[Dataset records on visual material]
++++++++++
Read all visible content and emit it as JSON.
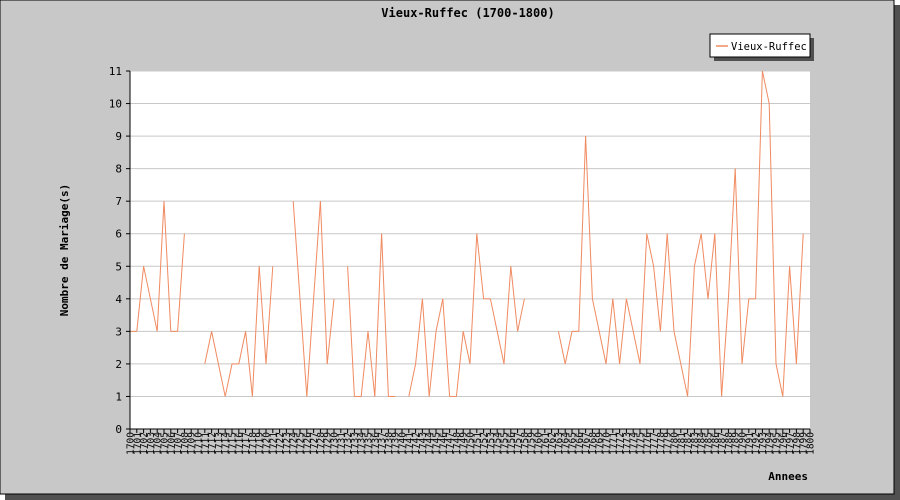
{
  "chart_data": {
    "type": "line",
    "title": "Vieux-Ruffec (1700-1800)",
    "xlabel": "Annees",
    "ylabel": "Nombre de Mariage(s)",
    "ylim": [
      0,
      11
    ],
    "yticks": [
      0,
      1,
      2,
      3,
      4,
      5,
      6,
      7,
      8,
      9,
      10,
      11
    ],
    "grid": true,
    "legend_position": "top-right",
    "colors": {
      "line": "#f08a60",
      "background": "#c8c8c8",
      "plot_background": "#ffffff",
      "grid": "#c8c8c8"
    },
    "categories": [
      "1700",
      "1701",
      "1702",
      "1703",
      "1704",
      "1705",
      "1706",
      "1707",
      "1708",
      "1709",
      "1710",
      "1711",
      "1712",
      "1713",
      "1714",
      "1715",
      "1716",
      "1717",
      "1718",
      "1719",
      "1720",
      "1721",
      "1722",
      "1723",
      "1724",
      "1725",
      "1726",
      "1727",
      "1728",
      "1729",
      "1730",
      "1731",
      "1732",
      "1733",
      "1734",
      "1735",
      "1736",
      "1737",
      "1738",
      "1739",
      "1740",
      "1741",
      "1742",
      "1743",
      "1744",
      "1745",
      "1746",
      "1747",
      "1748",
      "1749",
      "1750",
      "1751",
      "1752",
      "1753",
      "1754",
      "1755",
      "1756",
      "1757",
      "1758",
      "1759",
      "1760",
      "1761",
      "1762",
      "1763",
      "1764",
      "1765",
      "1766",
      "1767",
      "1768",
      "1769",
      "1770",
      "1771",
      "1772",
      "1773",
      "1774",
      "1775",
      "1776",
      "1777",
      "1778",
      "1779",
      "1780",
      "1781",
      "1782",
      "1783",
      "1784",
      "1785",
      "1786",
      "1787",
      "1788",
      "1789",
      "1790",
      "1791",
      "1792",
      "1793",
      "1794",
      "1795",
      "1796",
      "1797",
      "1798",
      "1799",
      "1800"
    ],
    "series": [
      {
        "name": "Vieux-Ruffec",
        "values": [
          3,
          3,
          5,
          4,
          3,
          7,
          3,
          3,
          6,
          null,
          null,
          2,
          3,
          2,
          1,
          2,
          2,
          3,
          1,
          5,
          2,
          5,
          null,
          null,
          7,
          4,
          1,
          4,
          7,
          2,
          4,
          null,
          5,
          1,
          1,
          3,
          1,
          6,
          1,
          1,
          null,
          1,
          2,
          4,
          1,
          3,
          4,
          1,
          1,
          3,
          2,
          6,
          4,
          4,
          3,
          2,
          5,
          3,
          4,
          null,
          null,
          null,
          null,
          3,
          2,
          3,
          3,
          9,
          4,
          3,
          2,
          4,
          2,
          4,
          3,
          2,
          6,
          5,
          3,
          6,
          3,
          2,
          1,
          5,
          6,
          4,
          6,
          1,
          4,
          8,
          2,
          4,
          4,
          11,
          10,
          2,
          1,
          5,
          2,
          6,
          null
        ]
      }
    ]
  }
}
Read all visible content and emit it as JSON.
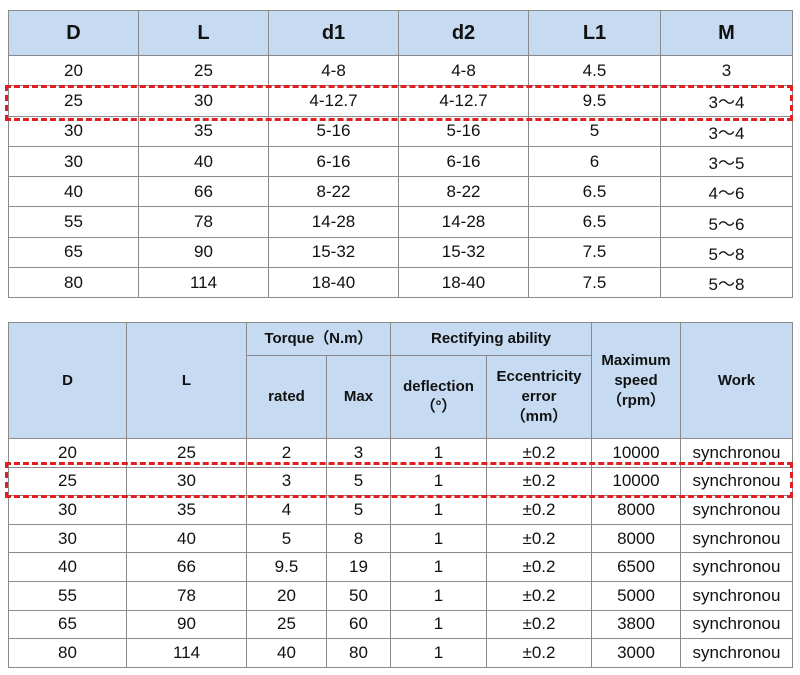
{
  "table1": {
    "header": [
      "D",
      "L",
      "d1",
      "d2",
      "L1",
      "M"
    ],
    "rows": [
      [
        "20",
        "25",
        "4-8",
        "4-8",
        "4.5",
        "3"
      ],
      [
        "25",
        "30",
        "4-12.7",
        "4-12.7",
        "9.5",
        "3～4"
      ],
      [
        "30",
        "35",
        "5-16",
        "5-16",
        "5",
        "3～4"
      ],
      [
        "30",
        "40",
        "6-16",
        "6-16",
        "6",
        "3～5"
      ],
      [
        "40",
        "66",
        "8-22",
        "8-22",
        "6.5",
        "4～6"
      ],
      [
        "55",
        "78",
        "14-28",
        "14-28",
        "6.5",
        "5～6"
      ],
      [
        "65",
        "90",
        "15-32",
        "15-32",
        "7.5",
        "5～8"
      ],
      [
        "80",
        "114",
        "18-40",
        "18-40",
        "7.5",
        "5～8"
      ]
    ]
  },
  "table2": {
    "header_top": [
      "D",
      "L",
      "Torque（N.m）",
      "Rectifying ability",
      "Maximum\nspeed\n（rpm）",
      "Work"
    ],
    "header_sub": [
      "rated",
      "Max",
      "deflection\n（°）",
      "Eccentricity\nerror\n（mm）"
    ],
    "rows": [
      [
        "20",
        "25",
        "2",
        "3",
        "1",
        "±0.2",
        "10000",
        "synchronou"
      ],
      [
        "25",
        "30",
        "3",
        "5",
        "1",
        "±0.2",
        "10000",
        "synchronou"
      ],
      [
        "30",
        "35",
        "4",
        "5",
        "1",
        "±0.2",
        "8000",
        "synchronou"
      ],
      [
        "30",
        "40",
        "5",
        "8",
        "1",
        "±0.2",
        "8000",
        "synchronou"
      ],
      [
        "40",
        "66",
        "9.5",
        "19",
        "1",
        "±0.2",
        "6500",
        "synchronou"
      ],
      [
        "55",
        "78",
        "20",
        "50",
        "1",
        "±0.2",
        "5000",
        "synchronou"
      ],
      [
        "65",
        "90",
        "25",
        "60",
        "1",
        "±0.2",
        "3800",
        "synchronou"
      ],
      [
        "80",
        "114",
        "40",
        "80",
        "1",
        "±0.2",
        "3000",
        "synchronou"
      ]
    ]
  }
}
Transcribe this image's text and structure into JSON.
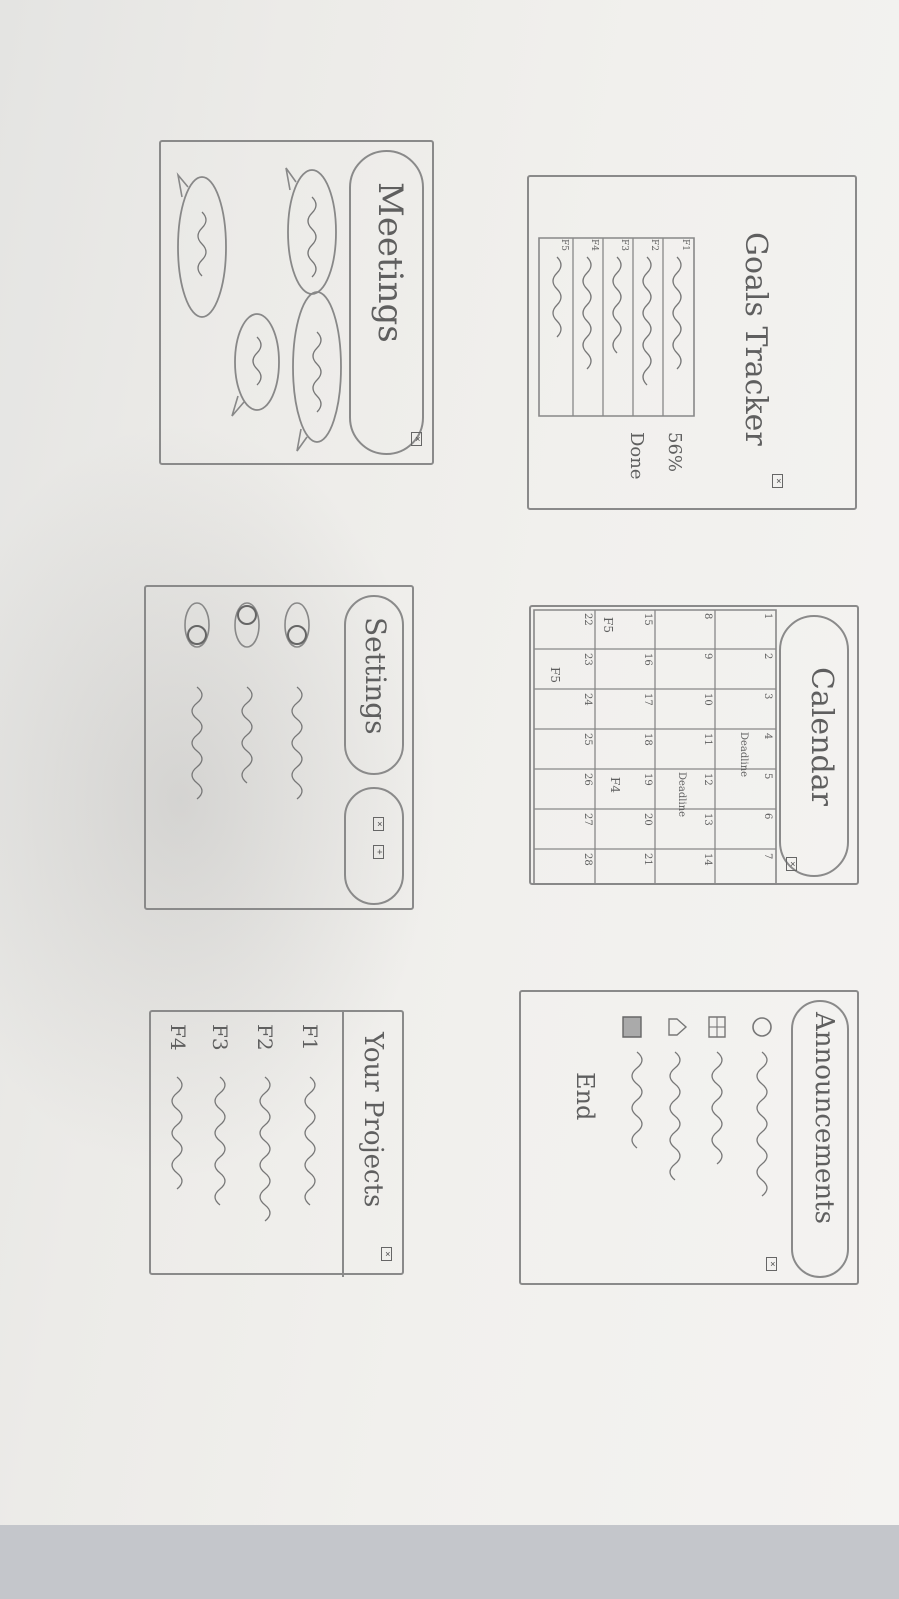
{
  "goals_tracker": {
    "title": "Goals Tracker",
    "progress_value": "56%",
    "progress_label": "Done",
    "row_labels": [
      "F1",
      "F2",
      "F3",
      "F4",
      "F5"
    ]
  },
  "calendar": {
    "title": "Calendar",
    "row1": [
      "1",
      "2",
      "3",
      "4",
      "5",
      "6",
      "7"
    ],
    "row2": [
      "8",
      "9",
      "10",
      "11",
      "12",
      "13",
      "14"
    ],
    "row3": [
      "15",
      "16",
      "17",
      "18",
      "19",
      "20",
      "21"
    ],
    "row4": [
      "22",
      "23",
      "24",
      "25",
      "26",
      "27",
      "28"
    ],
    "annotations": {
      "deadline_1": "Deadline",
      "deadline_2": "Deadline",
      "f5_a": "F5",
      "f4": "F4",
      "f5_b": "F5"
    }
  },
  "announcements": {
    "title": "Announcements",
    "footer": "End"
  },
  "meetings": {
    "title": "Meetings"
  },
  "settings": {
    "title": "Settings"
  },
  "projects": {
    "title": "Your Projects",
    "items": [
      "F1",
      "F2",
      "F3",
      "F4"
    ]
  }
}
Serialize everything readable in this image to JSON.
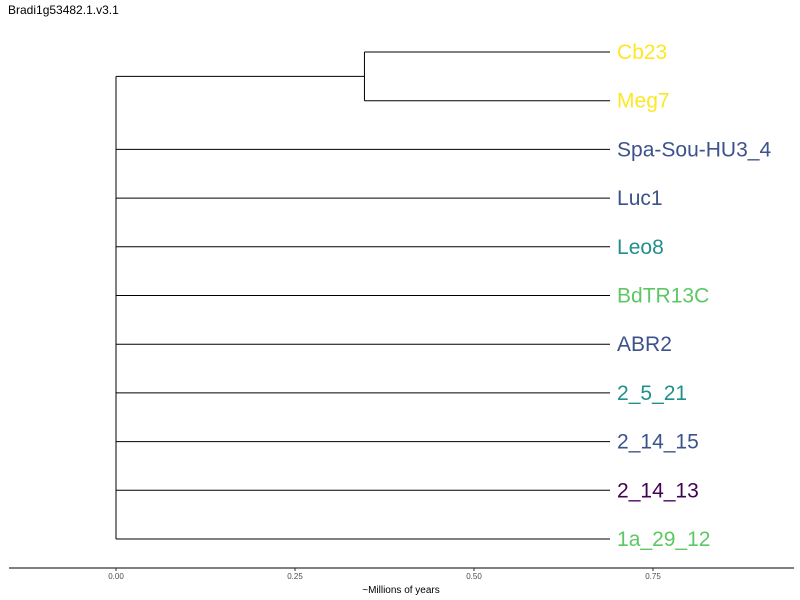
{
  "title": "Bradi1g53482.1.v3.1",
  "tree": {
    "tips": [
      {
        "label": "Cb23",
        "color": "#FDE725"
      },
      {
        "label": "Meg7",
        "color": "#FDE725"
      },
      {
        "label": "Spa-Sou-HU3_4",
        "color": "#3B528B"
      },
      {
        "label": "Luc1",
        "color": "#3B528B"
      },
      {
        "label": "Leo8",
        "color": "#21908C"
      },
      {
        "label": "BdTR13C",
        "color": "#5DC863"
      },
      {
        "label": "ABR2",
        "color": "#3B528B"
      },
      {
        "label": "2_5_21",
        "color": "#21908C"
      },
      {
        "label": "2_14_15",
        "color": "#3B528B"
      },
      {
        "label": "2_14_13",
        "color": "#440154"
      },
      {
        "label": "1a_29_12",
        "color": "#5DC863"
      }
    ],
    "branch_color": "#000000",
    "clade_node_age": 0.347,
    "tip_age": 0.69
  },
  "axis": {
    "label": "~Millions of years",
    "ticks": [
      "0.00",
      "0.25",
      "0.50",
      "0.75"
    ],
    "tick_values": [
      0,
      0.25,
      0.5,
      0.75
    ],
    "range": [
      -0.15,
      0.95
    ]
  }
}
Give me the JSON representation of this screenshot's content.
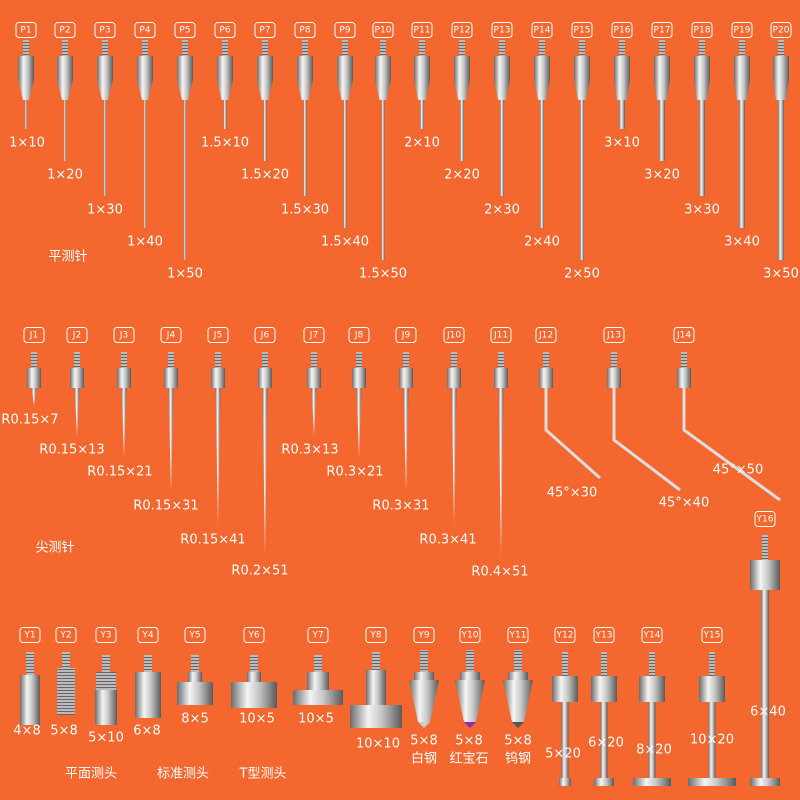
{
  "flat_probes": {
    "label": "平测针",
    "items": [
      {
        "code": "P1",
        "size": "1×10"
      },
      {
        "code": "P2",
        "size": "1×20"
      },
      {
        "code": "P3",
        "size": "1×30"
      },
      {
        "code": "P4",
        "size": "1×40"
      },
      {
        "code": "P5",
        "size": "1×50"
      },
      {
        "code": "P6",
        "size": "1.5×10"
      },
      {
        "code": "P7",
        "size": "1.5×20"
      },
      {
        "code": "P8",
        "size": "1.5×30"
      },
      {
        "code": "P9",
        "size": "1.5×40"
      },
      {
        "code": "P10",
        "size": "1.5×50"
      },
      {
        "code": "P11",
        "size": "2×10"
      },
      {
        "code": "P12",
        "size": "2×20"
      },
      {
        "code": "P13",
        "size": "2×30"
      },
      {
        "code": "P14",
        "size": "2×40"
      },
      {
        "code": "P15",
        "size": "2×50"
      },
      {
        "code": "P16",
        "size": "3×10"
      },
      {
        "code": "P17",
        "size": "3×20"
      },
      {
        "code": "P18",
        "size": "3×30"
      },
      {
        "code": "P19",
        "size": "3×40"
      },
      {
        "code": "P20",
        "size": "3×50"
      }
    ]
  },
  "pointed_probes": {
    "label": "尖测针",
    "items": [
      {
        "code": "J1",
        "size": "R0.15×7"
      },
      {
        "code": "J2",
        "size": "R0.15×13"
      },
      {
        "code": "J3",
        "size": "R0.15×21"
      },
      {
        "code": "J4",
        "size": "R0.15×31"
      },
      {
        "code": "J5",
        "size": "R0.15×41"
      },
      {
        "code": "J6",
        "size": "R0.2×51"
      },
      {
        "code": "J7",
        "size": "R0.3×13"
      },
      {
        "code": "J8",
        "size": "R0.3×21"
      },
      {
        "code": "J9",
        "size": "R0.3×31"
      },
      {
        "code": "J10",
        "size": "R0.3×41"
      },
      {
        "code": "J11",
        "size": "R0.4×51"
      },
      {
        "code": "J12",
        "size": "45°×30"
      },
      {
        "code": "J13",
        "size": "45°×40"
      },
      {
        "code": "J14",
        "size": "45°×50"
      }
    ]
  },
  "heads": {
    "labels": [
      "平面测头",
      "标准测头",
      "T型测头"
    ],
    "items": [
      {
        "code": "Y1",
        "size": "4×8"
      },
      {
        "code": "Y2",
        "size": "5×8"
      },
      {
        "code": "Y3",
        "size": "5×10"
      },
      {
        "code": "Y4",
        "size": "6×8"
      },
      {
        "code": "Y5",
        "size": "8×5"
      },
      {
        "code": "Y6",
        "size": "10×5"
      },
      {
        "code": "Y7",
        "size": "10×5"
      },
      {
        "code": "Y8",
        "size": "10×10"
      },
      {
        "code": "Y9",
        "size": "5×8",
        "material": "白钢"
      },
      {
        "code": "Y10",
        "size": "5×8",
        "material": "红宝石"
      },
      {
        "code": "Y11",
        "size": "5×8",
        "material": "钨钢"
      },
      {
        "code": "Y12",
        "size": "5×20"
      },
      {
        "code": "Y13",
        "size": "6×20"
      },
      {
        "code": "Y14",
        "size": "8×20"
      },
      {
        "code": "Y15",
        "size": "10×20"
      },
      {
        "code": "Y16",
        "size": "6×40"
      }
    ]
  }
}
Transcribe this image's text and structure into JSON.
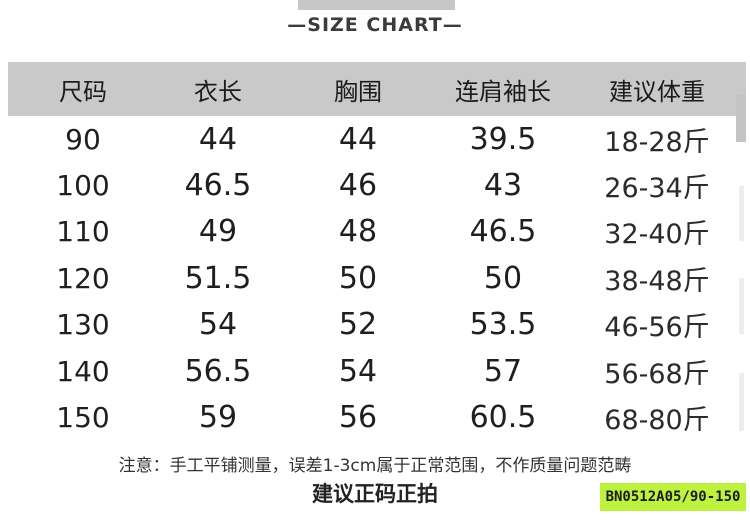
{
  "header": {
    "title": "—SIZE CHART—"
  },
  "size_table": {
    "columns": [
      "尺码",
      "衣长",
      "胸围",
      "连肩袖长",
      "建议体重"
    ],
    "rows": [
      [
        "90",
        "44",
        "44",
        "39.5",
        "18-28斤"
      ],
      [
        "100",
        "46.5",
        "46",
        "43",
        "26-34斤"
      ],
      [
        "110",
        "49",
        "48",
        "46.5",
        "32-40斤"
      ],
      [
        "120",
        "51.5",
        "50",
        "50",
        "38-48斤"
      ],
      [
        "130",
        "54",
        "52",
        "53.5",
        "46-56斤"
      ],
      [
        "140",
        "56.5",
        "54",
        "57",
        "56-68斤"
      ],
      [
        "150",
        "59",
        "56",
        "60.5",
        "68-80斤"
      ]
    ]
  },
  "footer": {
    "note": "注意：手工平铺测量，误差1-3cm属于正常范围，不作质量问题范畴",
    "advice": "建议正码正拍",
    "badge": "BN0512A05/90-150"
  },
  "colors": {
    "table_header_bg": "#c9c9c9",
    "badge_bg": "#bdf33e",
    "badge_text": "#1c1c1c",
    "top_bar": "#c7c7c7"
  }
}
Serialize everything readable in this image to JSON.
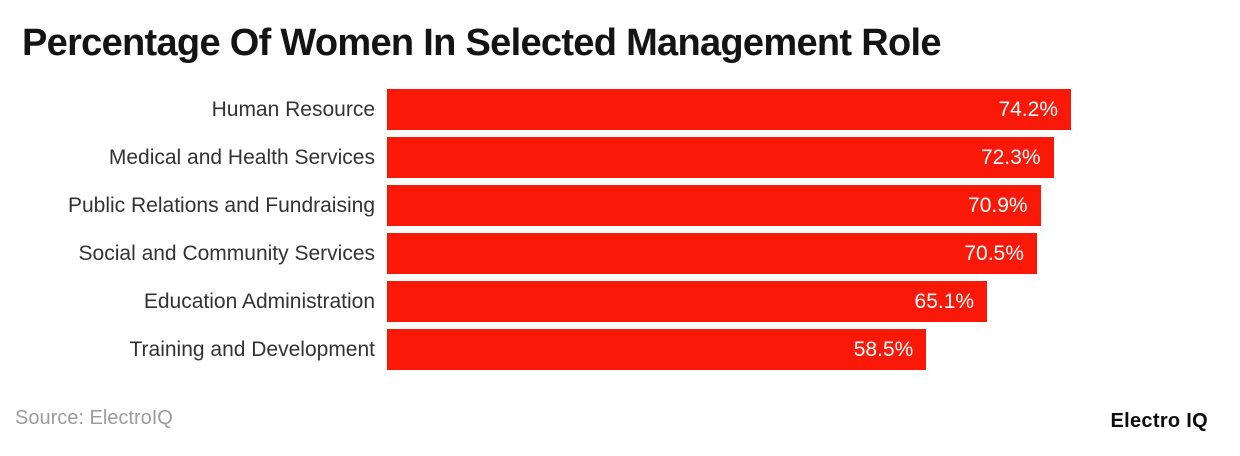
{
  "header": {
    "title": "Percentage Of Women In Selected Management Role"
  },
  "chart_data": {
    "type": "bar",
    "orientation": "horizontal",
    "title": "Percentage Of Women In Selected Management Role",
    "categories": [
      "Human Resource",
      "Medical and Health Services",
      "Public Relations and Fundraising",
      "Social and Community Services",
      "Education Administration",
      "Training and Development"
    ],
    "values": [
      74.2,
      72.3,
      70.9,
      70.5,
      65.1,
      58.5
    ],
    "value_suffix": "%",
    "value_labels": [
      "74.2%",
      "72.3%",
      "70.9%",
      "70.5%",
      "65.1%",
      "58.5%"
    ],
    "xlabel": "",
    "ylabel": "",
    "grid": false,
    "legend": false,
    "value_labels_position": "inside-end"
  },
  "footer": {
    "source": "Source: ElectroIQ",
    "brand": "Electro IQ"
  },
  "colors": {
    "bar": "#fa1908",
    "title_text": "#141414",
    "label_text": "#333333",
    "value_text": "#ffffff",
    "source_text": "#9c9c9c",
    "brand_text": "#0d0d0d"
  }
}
++++++++++
What to work on >> Write only the number of lines in the data above that include "ffffff".

Exercise output >> 2